##### Supplied records

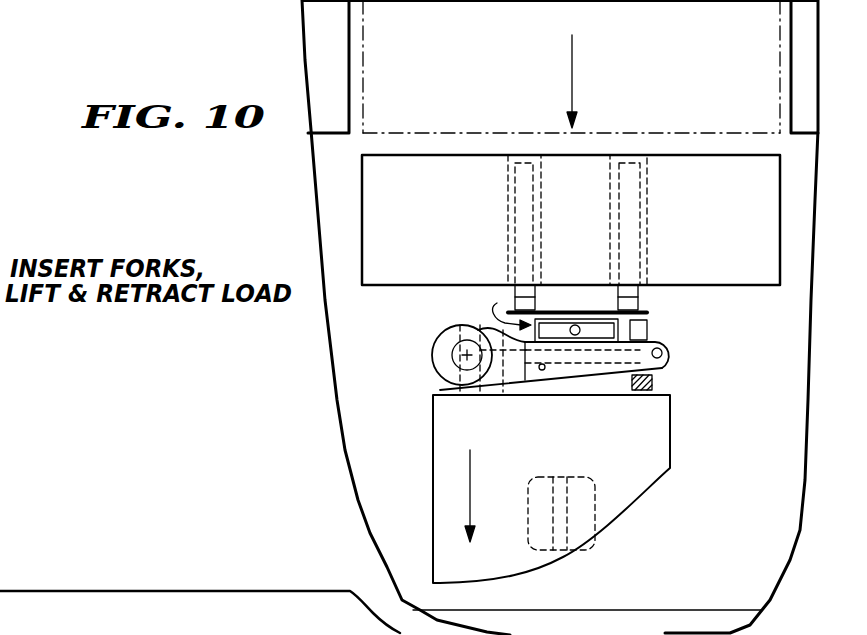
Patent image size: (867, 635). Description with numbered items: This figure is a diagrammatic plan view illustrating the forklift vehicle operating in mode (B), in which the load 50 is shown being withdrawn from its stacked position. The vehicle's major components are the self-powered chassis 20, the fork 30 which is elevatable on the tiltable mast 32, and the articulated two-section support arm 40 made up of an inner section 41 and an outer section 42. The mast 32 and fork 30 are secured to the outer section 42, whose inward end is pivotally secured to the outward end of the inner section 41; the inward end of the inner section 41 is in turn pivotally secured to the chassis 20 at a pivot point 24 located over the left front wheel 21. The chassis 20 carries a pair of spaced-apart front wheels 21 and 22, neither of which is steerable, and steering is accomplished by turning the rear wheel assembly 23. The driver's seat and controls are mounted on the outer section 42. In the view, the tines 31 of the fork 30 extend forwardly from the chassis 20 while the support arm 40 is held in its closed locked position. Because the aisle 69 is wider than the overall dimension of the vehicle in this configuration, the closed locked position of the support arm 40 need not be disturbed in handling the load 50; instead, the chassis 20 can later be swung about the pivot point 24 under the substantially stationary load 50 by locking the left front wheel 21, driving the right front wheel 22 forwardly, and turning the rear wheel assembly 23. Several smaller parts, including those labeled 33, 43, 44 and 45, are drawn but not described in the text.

The chassis 20 is at (650, 471).
The left front wheel 21 is at (463, 323).
The right front wheel 22 is at (647, 330).
The rear wheel assembly 23 is at (563, 470).
The pivot point 24 is at (460, 353).
The fork 30 is at (588, 308).
The tines 31 is at (622, 213).
The mast 32 is at (498, 308).
The pin 33 is at (580, 327).
The articulated two-section support arm 40 is at (428, 392).
The inner section 41 is at (517, 378).
The outer section 42 is at (600, 362).
The pin 43 is at (544, 372).
The pivot 44 is at (666, 353).
The shaft 45 is at (469, 372).
The load 50 is at (333, 62).
The aisle 69 is at (758, 437).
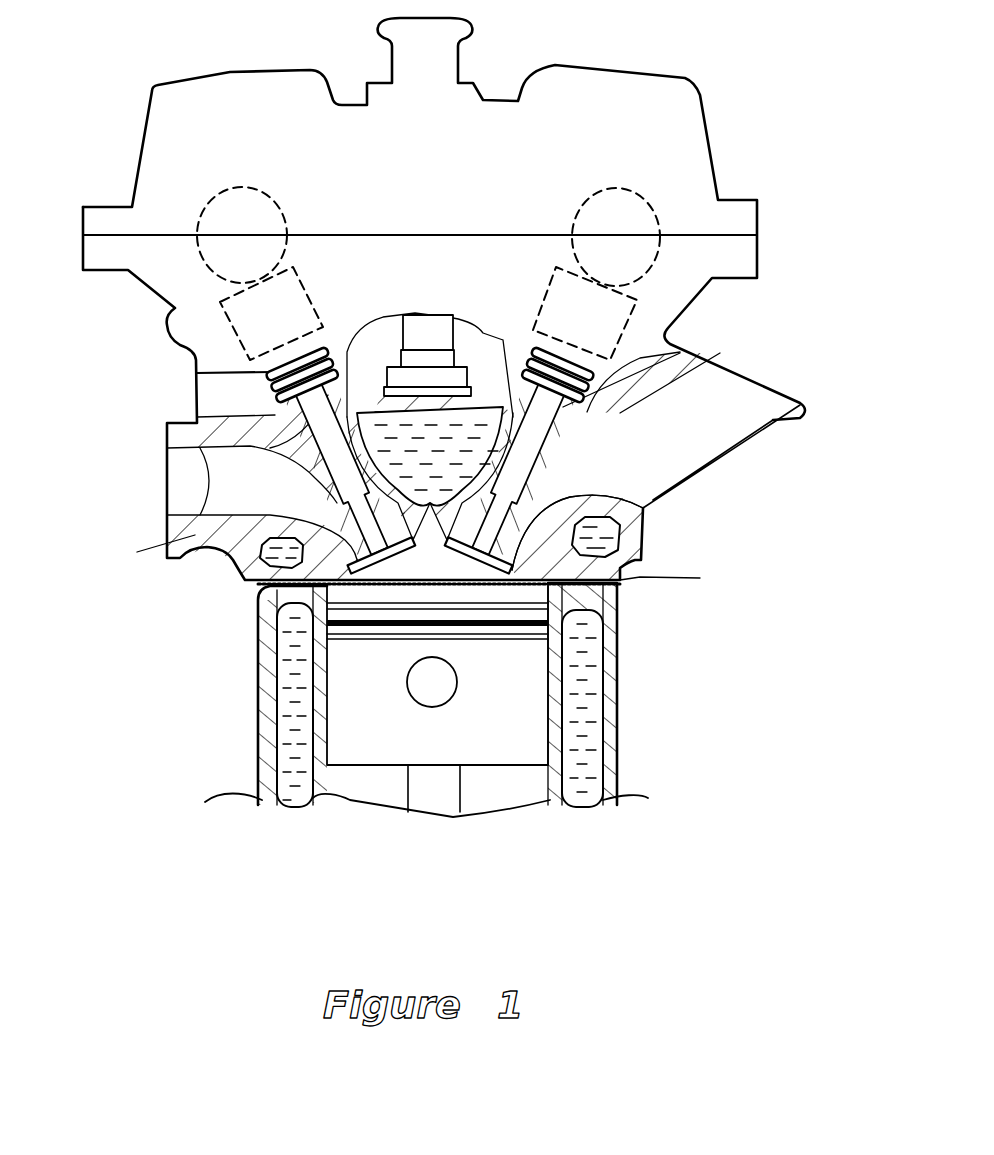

##########

→ Directions for this task:
Reproduce the lines above without the pictures, substituting "lift truck" for "forklift vehicle" and leaving everything else unchanged.

→ In response:
Patent image size: (867, 635). Description with numbered items: This figure is a diagrammatic plan view illustrating the lift truck operating in mode (B), in which the load 50 is shown being withdrawn from its stacked position. The vehicle's major components are the self-powered chassis 20, the fork 30 which is elevatable on the tiltable mast 32, and the articulated two-section support arm 40 made up of an inner section 41 and an outer section 42. The mast 32 and fork 30 are secured to the outer section 42, whose inward end is pivotally secured to the outward end of the inner section 41; the inward end of the inner section 41 is in turn pivotally secured to the chassis 20 at a pivot point 24 located over the left front wheel 21. The chassis 20 carries a pair of spaced-apart front wheels 21 and 22, neither of which is steerable, and steering is accomplished by turning the rear wheel assembly 23. The driver's seat and controls are mounted on the outer section 42. In the view, the tines 31 of the fork 30 extend forwardly from the chassis 20 while the support arm 40 is held in its closed locked position. Because the aisle 69 is wider than the overall dimension of the vehicle in this configuration, the closed locked position of the support arm 40 need not be disturbed in handling the load 50; instead, the chassis 20 can later be swung about the pivot point 24 under the substantially stationary load 50 by locking the left front wheel 21, driving the right front wheel 22 forwardly, and turning the rear wheel assembly 23. Several smaller parts, including those labeled 33, 43, 44 and 45, are drawn but not described in the text.

The chassis 20 is at (650, 471).
The left front wheel 21 is at (463, 323).
The right front wheel 22 is at (647, 330).
The rear wheel assembly 23 is at (563, 470).
The pivot point 24 is at (460, 353).
The fork 30 is at (588, 308).
The tines 31 is at (622, 213).
The mast 32 is at (498, 308).
The pin 33 is at (580, 327).
The articulated two-section support arm 40 is at (428, 392).
The inner section 41 is at (517, 378).
The outer section 42 is at (600, 362).
The pin 43 is at (544, 372).
The pivot 44 is at (666, 353).
The shaft 45 is at (469, 372).
The load 50 is at (333, 62).
The aisle 69 is at (758, 437).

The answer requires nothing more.